» Problem description
Return every record below exactly as written, but leave out the pictures.

## BEGIN

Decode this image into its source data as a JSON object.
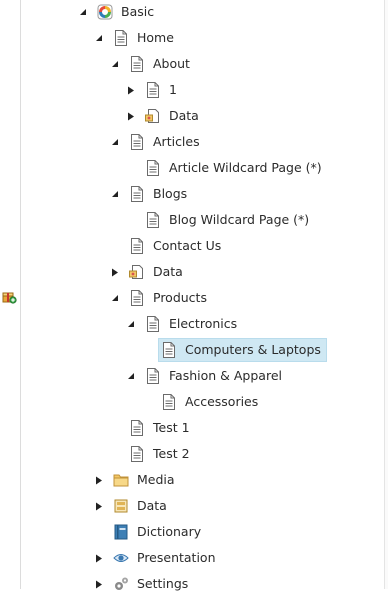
{
  "tree": {
    "items": [
      {
        "label": "Basic",
        "icon": "app-logo-icon",
        "toggle": "expanded"
      },
      {
        "label": "Home",
        "icon": "page-icon",
        "toggle": "expanded"
      },
      {
        "label": "About",
        "icon": "page-icon",
        "toggle": "expanded"
      },
      {
        "label": "1",
        "icon": "page-icon",
        "toggle": "collapsed"
      },
      {
        "label": "Data",
        "icon": "data-folder-icon",
        "toggle": "collapsed"
      },
      {
        "label": "Articles",
        "icon": "page-icon",
        "toggle": "expanded"
      },
      {
        "label": "Article Wildcard Page (*)",
        "icon": "page-icon",
        "toggle": "none"
      },
      {
        "label": "Blogs",
        "icon": "page-icon",
        "toggle": "expanded"
      },
      {
        "label": "Blog Wildcard Page (*)",
        "icon": "page-icon",
        "toggle": "none"
      },
      {
        "label": "Contact Us",
        "icon": "page-icon",
        "toggle": "none"
      },
      {
        "label": "Data",
        "icon": "data-folder-icon",
        "toggle": "collapsed"
      },
      {
        "label": "Products",
        "icon": "page-icon",
        "toggle": "expanded"
      },
      {
        "label": "Electronics",
        "icon": "page-icon",
        "toggle": "expanded"
      },
      {
        "label": "Computers & Laptops",
        "icon": "page-icon",
        "toggle": "none",
        "selected": true
      },
      {
        "label": "Fashion & Apparel",
        "icon": "page-icon",
        "toggle": "expanded"
      },
      {
        "label": "Accessories",
        "icon": "page-icon",
        "toggle": "none"
      },
      {
        "label": "Test 1",
        "icon": "page-icon",
        "toggle": "none"
      },
      {
        "label": "Test 2",
        "icon": "page-icon",
        "toggle": "none"
      },
      {
        "label": "Media",
        "icon": "media-folder-icon",
        "toggle": "collapsed"
      },
      {
        "label": "Data",
        "icon": "data-cube-icon",
        "toggle": "collapsed"
      },
      {
        "label": "Dictionary",
        "icon": "dictionary-icon",
        "toggle": "none"
      },
      {
        "label": "Presentation",
        "icon": "eye-icon",
        "toggle": "collapsed"
      },
      {
        "label": "Settings",
        "icon": "gear-icon",
        "toggle": "collapsed"
      }
    ]
  },
  "colors": {
    "selected_bg": "#cfe8f3",
    "icon_gray": "#6b6b6b",
    "folder_yellow": "#f3c766",
    "brand_blue": "#2f7db8"
  }
}
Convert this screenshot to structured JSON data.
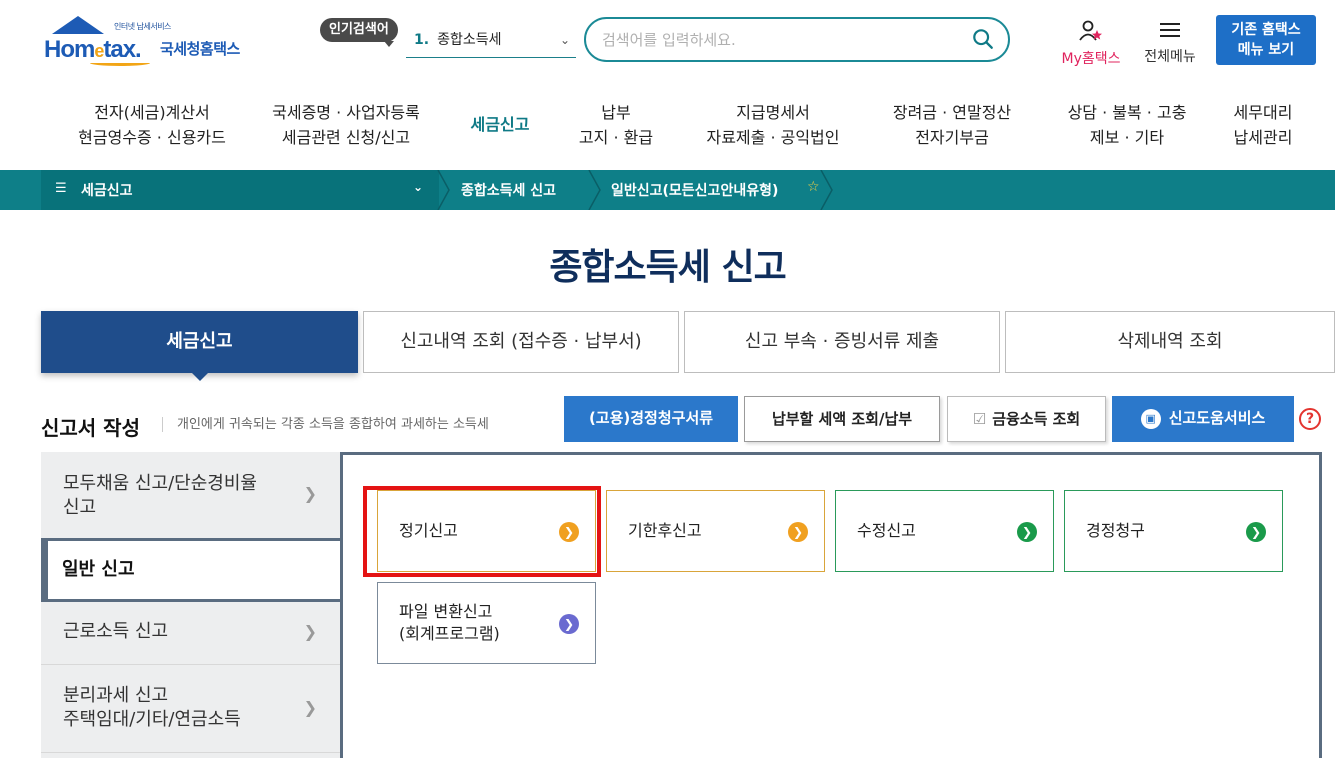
{
  "header": {
    "logo_small": "인터넷 납세서비스",
    "logo_home": "Hom",
    "logo_e": "e",
    "logo_tax": "tax.",
    "logo_kr": "국세청홈택스",
    "popular_badge": "인기검색어",
    "popular_rank": "1.",
    "popular_term": "종합소득세",
    "search_placeholder": "검색어를 입력하세요.",
    "my_hometax": "My홈택스",
    "all_menu": "전체메뉴",
    "old_menu_line1": "기존 홈택스",
    "old_menu_line2": "메뉴 보기"
  },
  "gnb": [
    {
      "line1": "전자(세금)계산서",
      "line2": "현금영수증 · 신용카드"
    },
    {
      "line1": "국세증명 · 사업자등록",
      "line2": "세금관련 신청/신고"
    },
    {
      "line1": "세금신고",
      "line2": ""
    },
    {
      "line1": "납부",
      "line2": "고지 · 환급"
    },
    {
      "line1": "지급명세서",
      "line2": "자료제출 · 공익법인"
    },
    {
      "line1": "장려금 · 연말정산",
      "line2": "전자기부금"
    },
    {
      "line1": "상담 · 불복 · 고충",
      "line2": "제보 · 기타"
    },
    {
      "line1": "세무대리",
      "line2": "납세관리"
    }
  ],
  "breadcrumb": {
    "menu": "세금신고",
    "level2": "종합소득세 신고",
    "level3": "일반신고(모든신고안내유형)"
  },
  "page_title": "종합소득세 신고",
  "tabs": [
    "세금신고",
    "신고내역 조회 (접수증 · 납부서)",
    "신고 부속 · 증빙서류 제출",
    "삭제내역 조회"
  ],
  "section": {
    "title": "신고서 작성",
    "desc": "개인에게 귀속되는 각종 소득을 종합하여 과세하는 소득세"
  },
  "actions": {
    "claim_docs": "(고용)경정청구서류",
    "pay_tax": "납부할 세액 조회/납부",
    "finance_income": "금융소득 조회",
    "help_service": "신고도움서비스",
    "help": "?"
  },
  "side_menu": [
    {
      "line1": "모두채움 신고/단순경비율",
      "line2": "신고"
    },
    {
      "line1": "일반 신고",
      "line2": ""
    },
    {
      "line1": "근로소득 신고",
      "line2": ""
    },
    {
      "line1": "분리과세 신고",
      "line2": "주택임대/기타/연금소득"
    }
  ],
  "cards": [
    {
      "label": "정기신고",
      "color": "#f0a020",
      "border": "#d9a53a"
    },
    {
      "label": "기한후신고",
      "color": "#f0a020",
      "border": "#d9a53a"
    },
    {
      "label": "수정신고",
      "color": "#1a9a4a",
      "border": "#2a9a5a"
    },
    {
      "label": "경정청구",
      "color": "#1a9a4a",
      "border": "#2a9a5a"
    },
    {
      "label1": "파일 변환신고",
      "label2": "(회계프로그램)",
      "color": "#6a6ad0",
      "border": "#7b8a9a"
    }
  ],
  "colors": {
    "accent": "#0e7f88",
    "navy": "#1f4d8b",
    "highlight": "#e41313"
  }
}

## END

» Task result
Decode this image into its source data as a JSON object.
{
  "tree": {
    "items": [
      {
        "label": "Basic",
        "icon": "app-logo-icon",
        "toggle": "expanded"
      },
      {
        "label": "Home",
        "icon": "page-icon",
        "toggle": "expanded"
      },
      {
        "label": "About",
        "icon": "page-icon",
        "toggle": "expanded"
      },
      {
        "label": "1",
        "icon": "page-icon",
        "toggle": "collapsed"
      },
      {
        "label": "Data",
        "icon": "data-folder-icon",
        "toggle": "collapsed"
      },
      {
        "label": "Articles",
        "icon": "page-icon",
        "toggle": "expanded"
      },
      {
        "label": "Article Wildcard Page (*)",
        "icon": "page-icon",
        "toggle": "none"
      },
      {
        "label": "Blogs",
        "icon": "page-icon",
        "toggle": "expanded"
      },
      {
        "label": "Blog Wildcard Page (*)",
        "icon": "page-icon",
        "toggle": "none"
      },
      {
        "label": "Contact Us",
        "icon": "page-icon",
        "toggle": "none"
      },
      {
        "label": "Data",
        "icon": "data-folder-icon",
        "toggle": "collapsed"
      },
      {
        "label": "Products",
        "icon": "page-icon",
        "toggle": "expanded"
      },
      {
        "label": "Electronics",
        "icon": "page-icon",
        "toggle": "expanded"
      },
      {
        "label": "Computers & Laptops",
        "icon": "page-icon",
        "toggle": "none",
        "selected": true
      },
      {
        "label": "Fashion & Apparel",
        "icon": "page-icon",
        "toggle": "expanded"
      },
      {
        "label": "Accessories",
        "icon": "page-icon",
        "toggle": "none"
      },
      {
        "label": "Test 1",
        "icon": "page-icon",
        "toggle": "none"
      },
      {
        "label": "Test 2",
        "icon": "page-icon",
        "toggle": "none"
      },
      {
        "label": "Media",
        "icon": "media-folder-icon",
        "toggle": "collapsed"
      },
      {
        "label": "Data",
        "icon": "data-cube-icon",
        "toggle": "collapsed"
      },
      {
        "label": "Dictionary",
        "icon": "dictionary-icon",
        "toggle": "none"
      },
      {
        "label": "Presentation",
        "icon": "eye-icon",
        "toggle": "collapsed"
      },
      {
        "label": "Settings",
        "icon": "gear-icon",
        "toggle": "collapsed"
      }
    ]
  },
  "colors": {
    "selected_bg": "#cfe8f3",
    "icon_gray": "#6b6b6b",
    "folder_yellow": "#f3c766",
    "brand_blue": "#2f7db8"
  }
}
Convert this screenshot to structured JSON data.
{
  "header": {
    "logo_small": "인터넷 납세서비스",
    "logo_home": "Hom",
    "logo_e": "e",
    "logo_tax": "tax.",
    "logo_kr": "국세청홈택스",
    "popular_badge": "인기검색어",
    "popular_rank": "1.",
    "popular_term": "종합소득세",
    "search_placeholder": "검색어를 입력하세요.",
    "my_hometax": "My홈택스",
    "all_menu": "전체메뉴",
    "old_menu_line1": "기존 홈택스",
    "old_menu_line2": "메뉴 보기"
  },
  "gnb": [
    {
      "line1": "전자(세금)계산서",
      "line2": "현금영수증 · 신용카드"
    },
    {
      "line1": "국세증명 · 사업자등록",
      "line2": "세금관련 신청/신고"
    },
    {
      "line1": "세금신고",
      "line2": ""
    },
    {
      "line1": "납부",
      "line2": "고지 · 환급"
    },
    {
      "line1": "지급명세서",
      "line2": "자료제출 · 공익법인"
    },
    {
      "line1": "장려금 · 연말정산",
      "line2": "전자기부금"
    },
    {
      "line1": "상담 · 불복 · 고충",
      "line2": "제보 · 기타"
    },
    {
      "line1": "세무대리",
      "line2": "납세관리"
    }
  ],
  "breadcrumb": {
    "menu": "세금신고",
    "level2": "종합소득세 신고",
    "level3": "일반신고(모든신고안내유형)"
  },
  "page_title": "종합소득세 신고",
  "tabs": [
    "세금신고",
    "신고내역 조회 (접수증 · 납부서)",
    "신고 부속 · 증빙서류 제출",
    "삭제내역 조회"
  ],
  "section": {
    "title": "신고서 작성",
    "desc": "개인에게 귀속되는 각종 소득을 종합하여 과세하는 소득세"
  },
  "actions": {
    "claim_docs": "(고용)경정청구서류",
    "pay_tax": "납부할 세액 조회/납부",
    "finance_income": "금융소득 조회",
    "help_service": "신고도움서비스",
    "help": "?"
  },
  "side_menu": [
    {
      "line1": "모두채움 신고/단순경비율",
      "line2": "신고"
    },
    {
      "line1": "일반 신고",
      "line2": ""
    },
    {
      "line1": "근로소득 신고",
      "line2": ""
    },
    {
      "line1": "분리과세 신고",
      "line2": "주택임대/기타/연금소득"
    }
  ],
  "cards": [
    {
      "label": "정기신고",
      "color": "#f0a020",
      "border": "#d9a53a"
    },
    {
      "label": "기한후신고",
      "color": "#f0a020",
      "border": "#d9a53a"
    },
    {
      "label": "수정신고",
      "color": "#1a9a4a",
      "border": "#2a9a5a"
    },
    {
      "label": "경정청구",
      "color": "#1a9a4a",
      "border": "#2a9a5a"
    },
    {
      "label1": "파일 변환신고",
      "label2": "(회계프로그램)",
      "color": "#6a6ad0",
      "border": "#7b8a9a"
    }
  ],
  "colors": {
    "accent": "#0e7f88",
    "navy": "#1f4d8b",
    "highlight": "#e41313"
  }
}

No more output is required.